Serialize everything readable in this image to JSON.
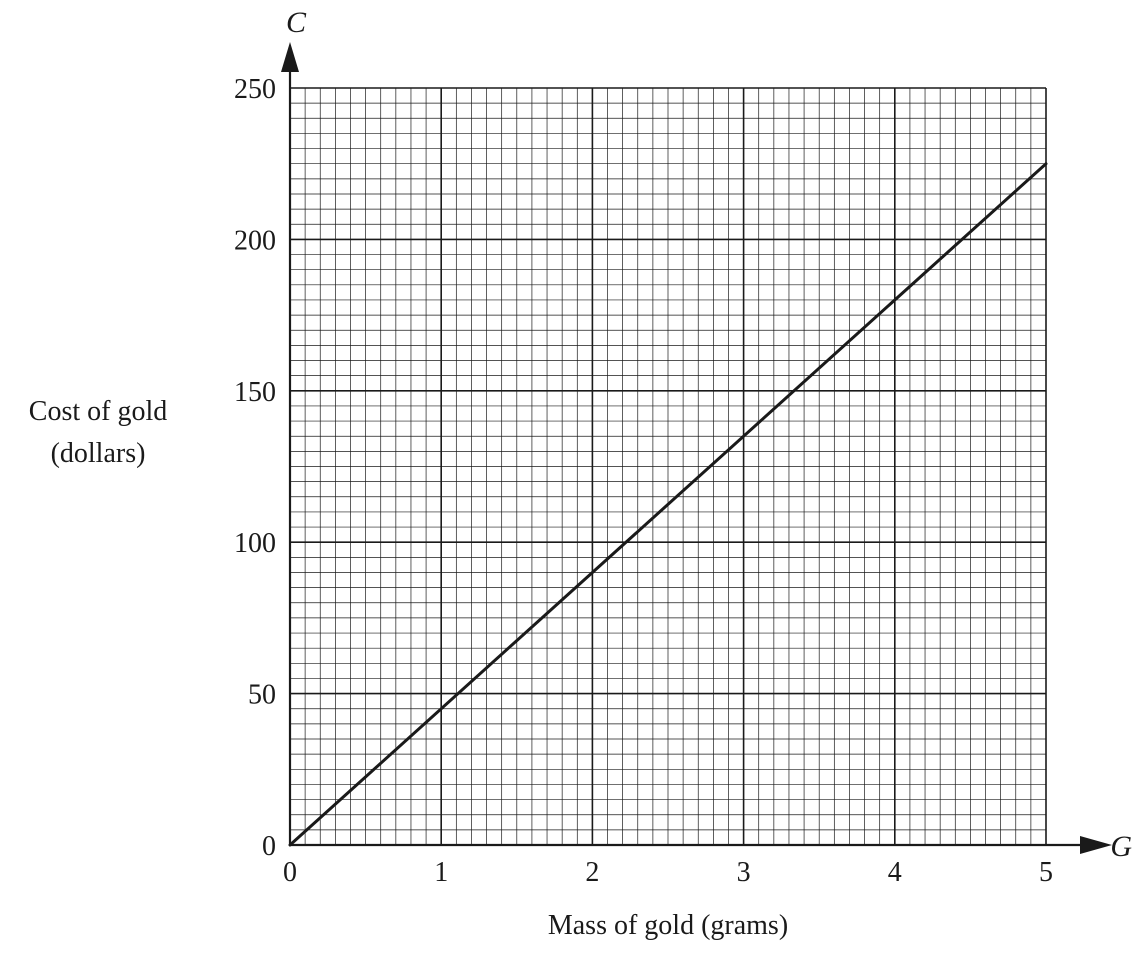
{
  "chart_data": {
    "type": "line",
    "title": "",
    "xlabel": "Mass of gold (grams)",
    "ylabel_lines": [
      "Cost of gold",
      "(dollars)"
    ],
    "x_variable": "G",
    "y_variable": "C",
    "xlim": [
      0,
      5
    ],
    "ylim": [
      0,
      250
    ],
    "x_ticks": [
      "0",
      "1",
      "2",
      "3",
      "4",
      "5"
    ],
    "y_ticks": [
      "0",
      "50",
      "100",
      "150",
      "200",
      "250"
    ],
    "grid": true,
    "grid_minor_x_per_unit": 10,
    "grid_minor_y_per_50": 10,
    "legend": "none",
    "series": [
      {
        "color": "#1a1a1a",
        "x": [
          0,
          5
        ],
        "y": [
          0,
          225
        ]
      }
    ]
  }
}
*-*-*
--- PROMPT ---
Return the listing above unchanged, apart from dropping its pictures.

--- CORRECT ANSWER ---
Serialize everything readable in this image to JSON.
{
  "chart_data": {
    "type": "line",
    "title": "",
    "xlabel": "Mass of gold (grams)",
    "ylabel_lines": [
      "Cost of gold",
      "(dollars)"
    ],
    "x_variable": "G",
    "y_variable": "C",
    "xlim": [
      0,
      5
    ],
    "ylim": [
      0,
      250
    ],
    "x_ticks": [
      "0",
      "1",
      "2",
      "3",
      "4",
      "5"
    ],
    "y_ticks": [
      "0",
      "50",
      "100",
      "150",
      "200",
      "250"
    ],
    "grid": true,
    "grid_minor_x_per_unit": 10,
    "grid_minor_y_per_50": 10,
    "legend": "none",
    "series": [
      {
        "color": "#1a1a1a",
        "x": [
          0,
          5
        ],
        "y": [
          0,
          225
        ]
      }
    ]
  }
}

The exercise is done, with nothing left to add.